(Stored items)
※ ※ ※
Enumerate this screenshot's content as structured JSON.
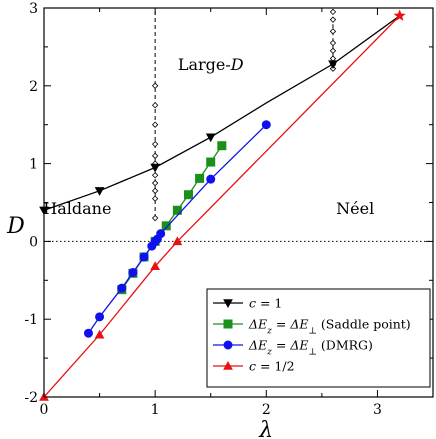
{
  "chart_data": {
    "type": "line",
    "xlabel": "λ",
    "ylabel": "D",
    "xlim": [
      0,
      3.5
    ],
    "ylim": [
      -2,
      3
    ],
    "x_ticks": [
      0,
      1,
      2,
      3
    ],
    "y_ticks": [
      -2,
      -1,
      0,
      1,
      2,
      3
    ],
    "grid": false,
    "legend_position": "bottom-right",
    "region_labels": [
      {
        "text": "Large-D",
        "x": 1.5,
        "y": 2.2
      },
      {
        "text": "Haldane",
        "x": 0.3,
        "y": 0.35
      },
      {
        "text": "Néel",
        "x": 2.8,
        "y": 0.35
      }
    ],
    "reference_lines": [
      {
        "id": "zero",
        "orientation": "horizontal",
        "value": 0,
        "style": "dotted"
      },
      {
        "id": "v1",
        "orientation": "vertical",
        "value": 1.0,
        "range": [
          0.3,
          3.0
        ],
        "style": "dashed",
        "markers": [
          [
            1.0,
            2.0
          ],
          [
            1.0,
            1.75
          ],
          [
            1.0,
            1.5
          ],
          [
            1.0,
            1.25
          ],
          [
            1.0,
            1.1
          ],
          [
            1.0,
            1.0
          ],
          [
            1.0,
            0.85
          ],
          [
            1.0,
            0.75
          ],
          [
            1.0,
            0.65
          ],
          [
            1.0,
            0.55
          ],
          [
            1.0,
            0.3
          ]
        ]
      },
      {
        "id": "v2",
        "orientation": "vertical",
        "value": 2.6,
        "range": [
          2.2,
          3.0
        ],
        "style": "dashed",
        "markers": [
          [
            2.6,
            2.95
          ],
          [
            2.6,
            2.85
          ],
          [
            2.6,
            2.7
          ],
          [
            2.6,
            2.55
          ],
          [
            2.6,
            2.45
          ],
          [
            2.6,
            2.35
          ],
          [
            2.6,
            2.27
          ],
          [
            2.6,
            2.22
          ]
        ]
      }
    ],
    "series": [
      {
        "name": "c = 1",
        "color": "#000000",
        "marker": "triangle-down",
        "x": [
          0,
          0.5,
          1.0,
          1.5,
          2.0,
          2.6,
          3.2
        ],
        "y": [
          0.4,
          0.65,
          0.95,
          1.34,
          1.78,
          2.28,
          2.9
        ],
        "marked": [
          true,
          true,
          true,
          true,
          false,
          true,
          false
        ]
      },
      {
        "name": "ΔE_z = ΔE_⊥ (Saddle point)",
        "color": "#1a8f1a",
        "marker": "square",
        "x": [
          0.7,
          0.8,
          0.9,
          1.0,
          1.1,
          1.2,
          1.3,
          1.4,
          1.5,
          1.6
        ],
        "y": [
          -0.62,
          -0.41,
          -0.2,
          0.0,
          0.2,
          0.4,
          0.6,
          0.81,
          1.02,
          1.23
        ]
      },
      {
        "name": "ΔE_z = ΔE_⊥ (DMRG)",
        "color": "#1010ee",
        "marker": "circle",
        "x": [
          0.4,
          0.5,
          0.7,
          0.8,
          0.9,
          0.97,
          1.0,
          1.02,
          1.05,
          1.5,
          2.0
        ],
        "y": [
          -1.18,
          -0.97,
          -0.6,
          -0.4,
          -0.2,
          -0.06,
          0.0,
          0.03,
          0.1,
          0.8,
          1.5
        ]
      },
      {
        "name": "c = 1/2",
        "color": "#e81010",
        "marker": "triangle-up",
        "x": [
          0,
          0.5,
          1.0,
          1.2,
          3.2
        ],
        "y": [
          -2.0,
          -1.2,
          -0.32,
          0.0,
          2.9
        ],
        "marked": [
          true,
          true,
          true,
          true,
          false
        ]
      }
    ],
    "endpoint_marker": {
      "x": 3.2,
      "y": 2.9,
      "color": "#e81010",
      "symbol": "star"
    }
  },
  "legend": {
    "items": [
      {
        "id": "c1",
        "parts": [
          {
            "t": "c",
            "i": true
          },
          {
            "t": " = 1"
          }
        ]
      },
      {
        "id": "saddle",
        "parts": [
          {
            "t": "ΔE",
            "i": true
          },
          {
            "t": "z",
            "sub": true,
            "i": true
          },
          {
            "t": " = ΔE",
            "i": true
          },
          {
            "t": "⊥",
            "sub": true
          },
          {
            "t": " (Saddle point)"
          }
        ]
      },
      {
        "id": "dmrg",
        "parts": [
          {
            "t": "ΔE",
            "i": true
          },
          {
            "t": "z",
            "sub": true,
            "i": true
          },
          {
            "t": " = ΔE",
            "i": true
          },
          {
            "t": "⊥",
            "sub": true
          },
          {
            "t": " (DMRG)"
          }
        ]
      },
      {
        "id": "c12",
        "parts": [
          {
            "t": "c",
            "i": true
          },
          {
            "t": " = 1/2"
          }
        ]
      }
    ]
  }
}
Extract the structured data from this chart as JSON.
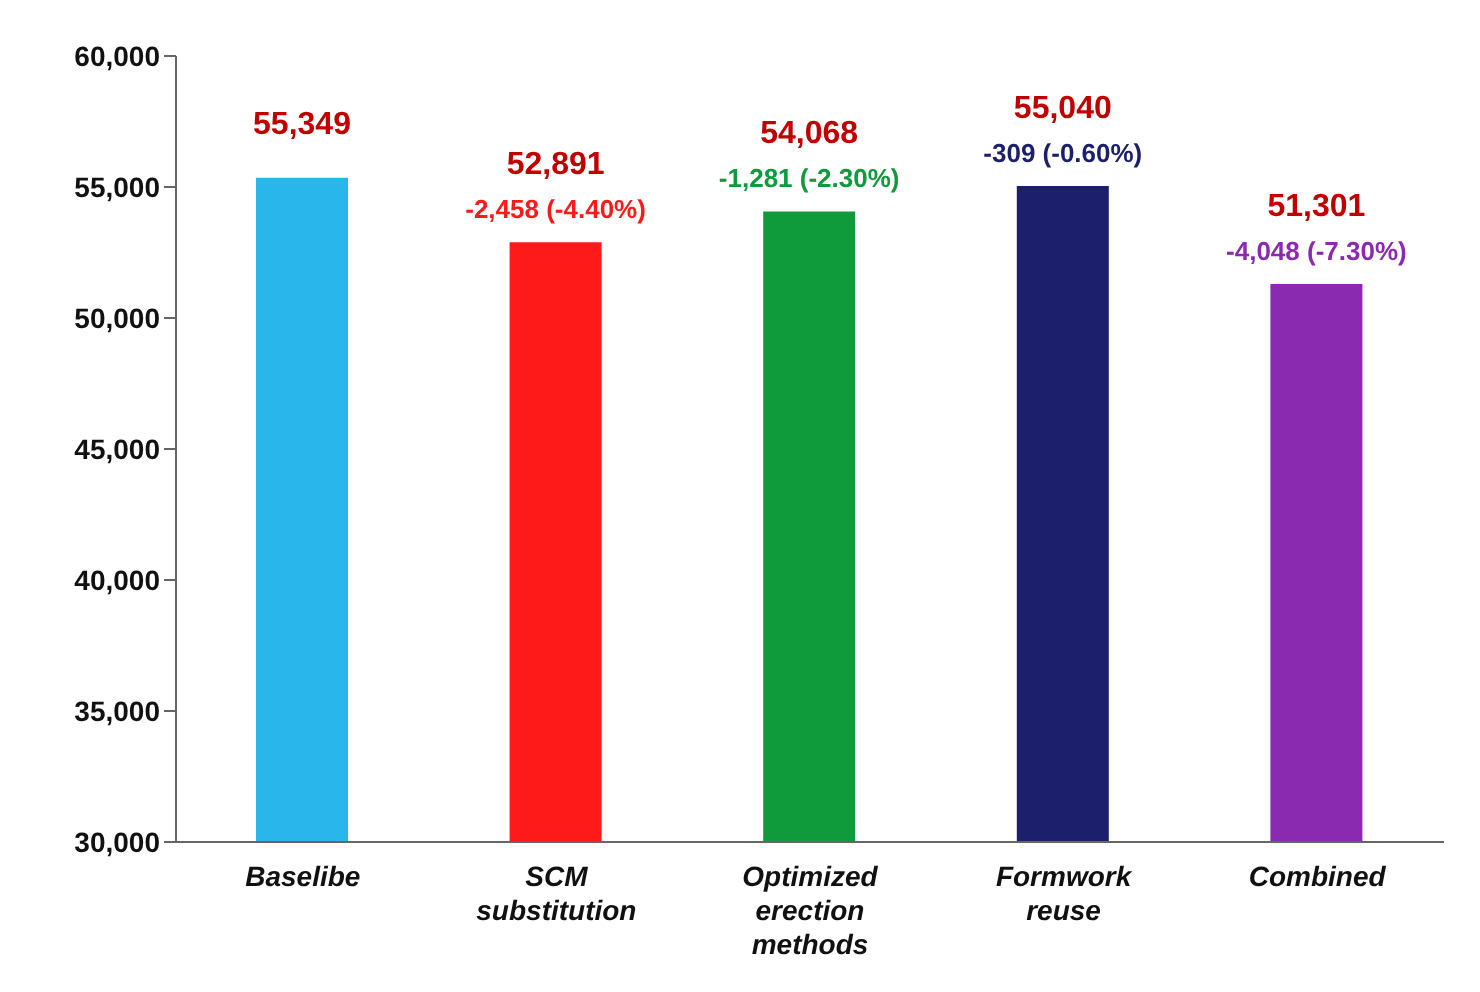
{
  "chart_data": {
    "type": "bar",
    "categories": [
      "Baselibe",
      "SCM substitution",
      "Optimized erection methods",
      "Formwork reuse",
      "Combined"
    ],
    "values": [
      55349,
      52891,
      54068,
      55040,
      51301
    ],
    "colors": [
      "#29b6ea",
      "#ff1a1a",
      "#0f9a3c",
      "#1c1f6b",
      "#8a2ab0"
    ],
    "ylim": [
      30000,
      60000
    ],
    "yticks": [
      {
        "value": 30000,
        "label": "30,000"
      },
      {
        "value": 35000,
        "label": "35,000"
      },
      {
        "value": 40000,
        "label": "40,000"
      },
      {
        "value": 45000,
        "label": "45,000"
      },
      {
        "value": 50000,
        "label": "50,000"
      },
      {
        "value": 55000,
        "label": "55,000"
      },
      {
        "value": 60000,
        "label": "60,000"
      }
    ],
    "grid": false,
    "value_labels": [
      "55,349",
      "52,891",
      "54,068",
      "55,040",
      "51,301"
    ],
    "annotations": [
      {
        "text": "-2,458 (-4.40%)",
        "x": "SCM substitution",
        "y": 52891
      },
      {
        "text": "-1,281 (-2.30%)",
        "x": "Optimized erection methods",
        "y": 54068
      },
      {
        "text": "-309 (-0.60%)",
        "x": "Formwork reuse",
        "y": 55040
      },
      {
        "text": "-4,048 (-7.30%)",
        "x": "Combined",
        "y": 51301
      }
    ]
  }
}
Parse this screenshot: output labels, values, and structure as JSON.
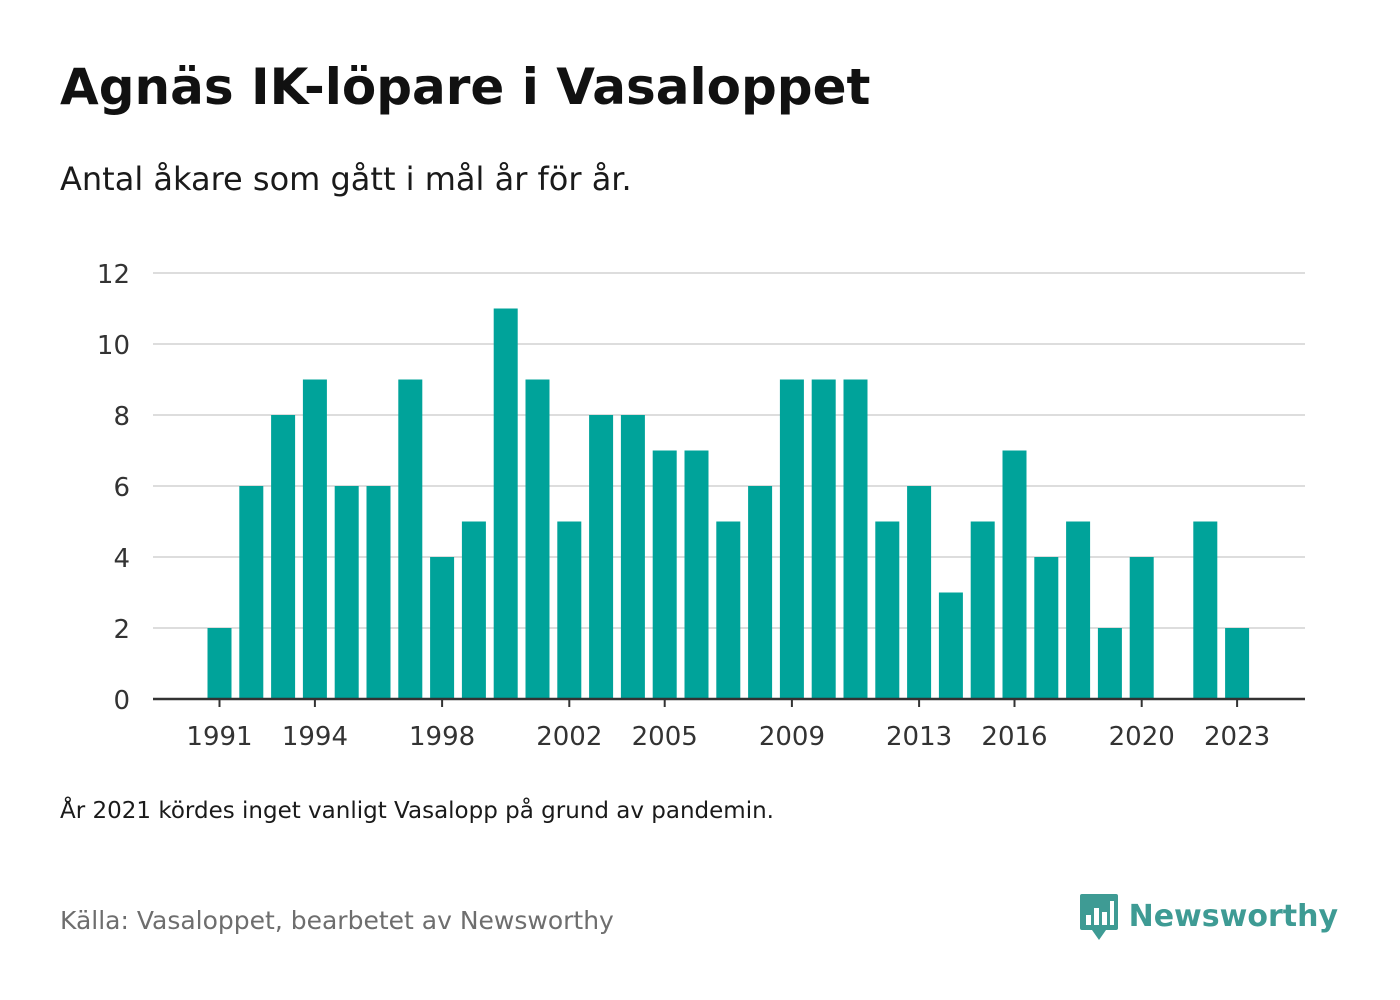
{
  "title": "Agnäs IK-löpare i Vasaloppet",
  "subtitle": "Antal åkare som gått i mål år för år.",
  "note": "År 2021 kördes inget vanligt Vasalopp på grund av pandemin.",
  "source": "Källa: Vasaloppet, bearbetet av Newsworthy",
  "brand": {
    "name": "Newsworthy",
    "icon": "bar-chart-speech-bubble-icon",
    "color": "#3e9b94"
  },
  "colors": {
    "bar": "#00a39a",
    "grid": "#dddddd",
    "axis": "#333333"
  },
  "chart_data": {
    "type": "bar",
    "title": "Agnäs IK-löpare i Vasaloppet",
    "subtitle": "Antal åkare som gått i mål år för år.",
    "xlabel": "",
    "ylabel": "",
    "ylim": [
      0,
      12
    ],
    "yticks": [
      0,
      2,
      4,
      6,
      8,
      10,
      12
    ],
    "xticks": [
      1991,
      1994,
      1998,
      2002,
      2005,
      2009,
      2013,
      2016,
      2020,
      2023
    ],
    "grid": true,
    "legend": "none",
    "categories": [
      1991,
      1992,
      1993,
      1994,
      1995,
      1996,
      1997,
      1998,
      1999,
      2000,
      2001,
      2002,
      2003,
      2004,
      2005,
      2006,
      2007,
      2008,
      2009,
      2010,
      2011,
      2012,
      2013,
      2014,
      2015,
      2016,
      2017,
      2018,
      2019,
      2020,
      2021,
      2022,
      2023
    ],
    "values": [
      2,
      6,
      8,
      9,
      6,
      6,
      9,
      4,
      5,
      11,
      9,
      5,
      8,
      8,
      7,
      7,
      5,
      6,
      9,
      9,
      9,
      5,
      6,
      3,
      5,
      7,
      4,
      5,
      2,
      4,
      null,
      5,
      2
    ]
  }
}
※ ※ ※
# [Task goal]
In the material above, show every line where the word "JSON" turns up.

# [Finished answer]
Enumerate this screenshot's content as structured JSON.
Extract the structured data from this chart as JSON.
Parse this screenshot: output labels, values, and structure as JSON.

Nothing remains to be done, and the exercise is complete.